» **Set task**: Give the number of lines that include the string "henkilöstöstä", nothing more.

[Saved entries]
######

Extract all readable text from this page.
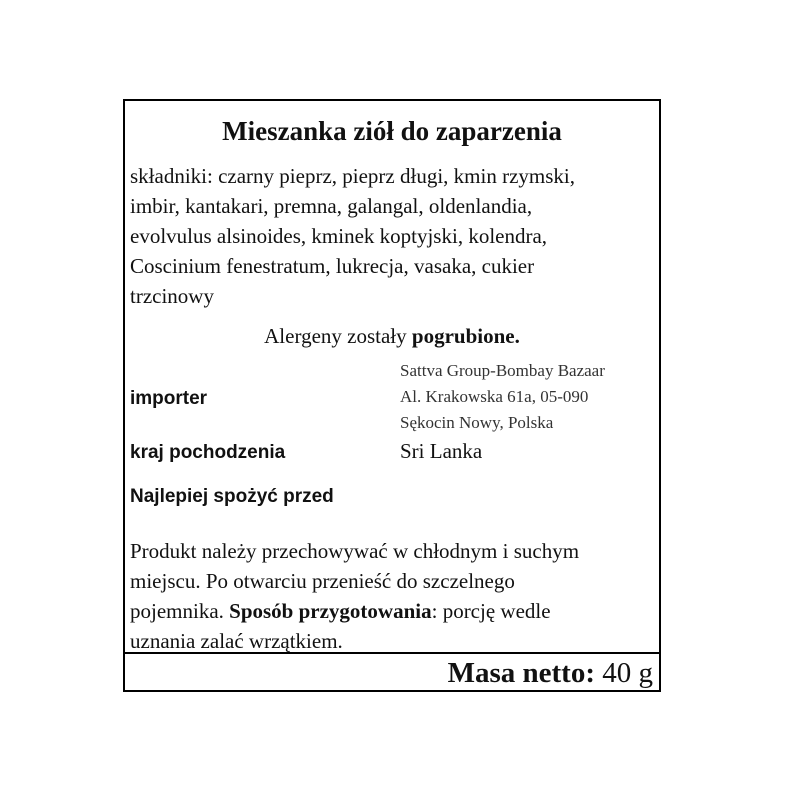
Mieszanka ziół do zaparzenia
składniki: czarny pieprz, pieprz długi, kmin rzymski,
imbir, kantakari, premna, galangal, oldenlandia,
evolvulus alsinoides, kminek koptyjski, kolendra,
Coscinium fenestratum, lukrecja, vasaka, cukier
trzcinowy
Alergeny zostały pogrubione.
importer
Sattva Group-Bombay Bazaar
Al. Krakowska 61a, 05-090
Sękocin Nowy, Polska
kraj pochodzenia	Sri Lanka
Najlepiej spożyć przed
Produkt należy przechowywać w chłodnym i suchym
miejscu. Po otwarciu przenieść do szczelnego
pojemnika. Sposób przygotowania: porcję wedle
uznania zalać wrzątkiem.
Masa netto: 40 g
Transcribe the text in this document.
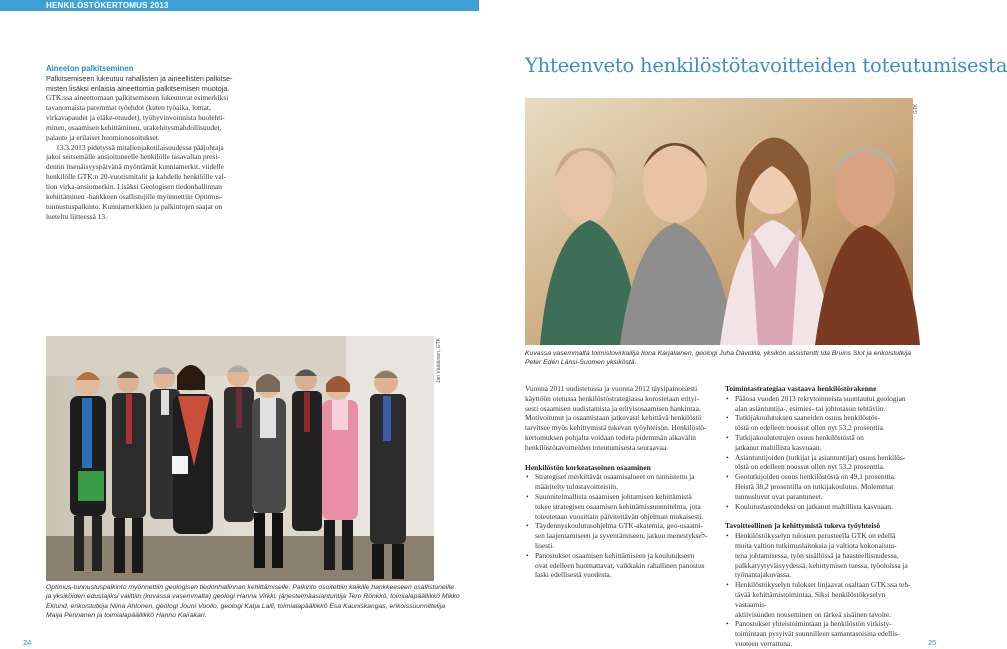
HENKILÖSTÖKERTOMUS 2013
Aineeton palkitseminen
Palkitsemiseen lukeutuu rahallisten ja aineellisten palkitse-
misten lisäksi erilaisia aineettomia palkitsemisen muotoja.
GTK:ssa aineettomaan palkitsemiseen lukeutuvat esimerkiksi
tavanomaista paremmat työehdot (kuten työaika, lomat,
virkavapaudet ja eläke-etuudet), työhyvinvoinnista huolehti-
minen, osaamisen kehittäminen, urakehitysmahdollisuudet,
palaute ja erilaiset huomionosoitukset.
13.3.2013 pidetyssä mitalienjakotilaisuudessa pääjohtaja
jakoi seitsemälle ansioituneelle henkilölle tasavallan presi-
dentin itsenäisyyspäivänä myöntämät kunniamerkit, viidelle
henkilölle GTK:n 20-vuotismitalit ja kahdelle henkilölle val-
tion virka-ansiomerkin. Lisäksi Geologisen tiedonhallinnan
kehittäminen -hankkeen osallistujille myönnettiin Optimus-
tunnustuspalkinto. Kunniamerkkien ja palkintojen saajat on
lueteltu liitteessä 13.
Jari Väätäinen, GTK
Optimus-tunnustuspalkinto myönnettiin geologisen tiedonhallinnan kehittämiselle. Palkinto osoitettiin kaikille hankkeeseen osallistuneille
ja yksiköiden edustajiksi valittiin (kuvassa vasemmalta) geologi Hanna Virkki, järjestelmäasiantuntija Tero Rönkkö, toimialapäällikkö Mikko
Eklund, erikoistutkija Niina Ahtonen, geologi Jouni Vuollo, geologi Katja Lalli, toimialapäällikkö Esa Kauniskangas, erikoissuunnittelija
Maija Pennanen ja toimialapäällikkö Hannu Kairakari.
Yhteenveto henkilöstötavoitteiden toteutumisesta
GTK
Kuvassa vasemmalta toimistovirkailija Ilona Karjalainen, geologi Juha Davidila, yksikön assistentti Ida Bruins Slot ja erikoistutkija
Peter Edén Länsi-Suomen yksiköstä.
Vuonna 2011 uudistetussa ja vuonna 2012 täysipainoisesti
käyttöön otetussa henkilöstöstrategiassa korostetaan erityi-
sesti osaamisen uudistamista ja erityisosaamisen hankintaa.
Motivoitunut ja osaamistaan jatkuvasti kehittävä henkilöstö
tarvitsee myös kehittymistä tukevan työyhteisön. Henkilöstö-
kertomuksen pohjalta voidaan todeta pidemmän aikavälin
henkilöstötavoitteiden toteutumisesta seuraavaa.
Henkilöstön korkeatasoinen osaaminen
• Strategiset merkittävät osaamisalueet on tunnistettu ja
määritelty tulostavoitteisiin.
• Suunnitelmallista osaamisen johtamisen kehittämistä
tukee strategisen osaamisen kehittämissuunnitelma, jota
toteutetaan vuosittain päivitettävän ohjelman mukaisesti.
• Täydennyskoulutusohjelma GTK-akatemia, geo-osaami-
sen laajentamiseen ja syventämiseen, jatkuu menestykseל-
lisesti.
• Panostukset osaamisen kehittämiseen ja koulutukseen
ovat edelleen huomattavat, vaikkakin rahallinen panostus
laski edellisestä vuodesta.
Toimintastrategiaa vastaava henkilöstörakenne
• Pääosa vuoden 2013 rekrytoinneista suuntautui geologian
alan asiantuntija-, esimies- tai johtotason tehtäviin.
• Tutkijakoulutuksen saaneiden osuus henkilöstös-
töstä on edelleen noussut ollen nyt 53,2 prosenttia.
• Tutkijakoulutettujen osuus henkilöstöstä on
jatkanut maltillista kasvuaan.
• Asiantuntijoiden (tutkijat ja asiantuntijat) osuus henkilös-
töstä on edelleen noussut ollen nyt 53,2 prosenttia.
• Geotutkijoiden osuus henkilöstöstä on 49,1 prosenttia.
Heistä 38,2 prosentilla on tutkijakoulutus. Molemmat
tunnusluvut ovat parantuneet.
• Koulutustasoindeksi on jatkanut maltillista kasvuaan.
Tavoitteellinen ja kehittymistä tukeva työyhteisö
• Henkilöstökyselyn tulosten perusteella GTK on edellä
muita valtion tutkimuslaitoksia ja valtiota kokonaisuu-
tena johtamisessa, työn sisällössä ja haasteellisuudessa,
palkkatyytyväisyydessä, kehittymisen tuessa, työoloissa ja
työnantajakuvassa.
• Henkilöstökyselyn tulokset linjaavat osaltaan GTK:ssa teh-
tävää kehittämistoimintaa. Siksi henkilöstökyselyn vastaamis-
aktiivisuuden nouseminen on tärkeä sisäinen tavoite.
• Panostukset yhteistoimintaan ja henkilöstön virkisty-
toimintaan pysyivät suunnilleen samantasoisina edellis-
vuoteen verrattuna.
24	25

######

» **Response**: 2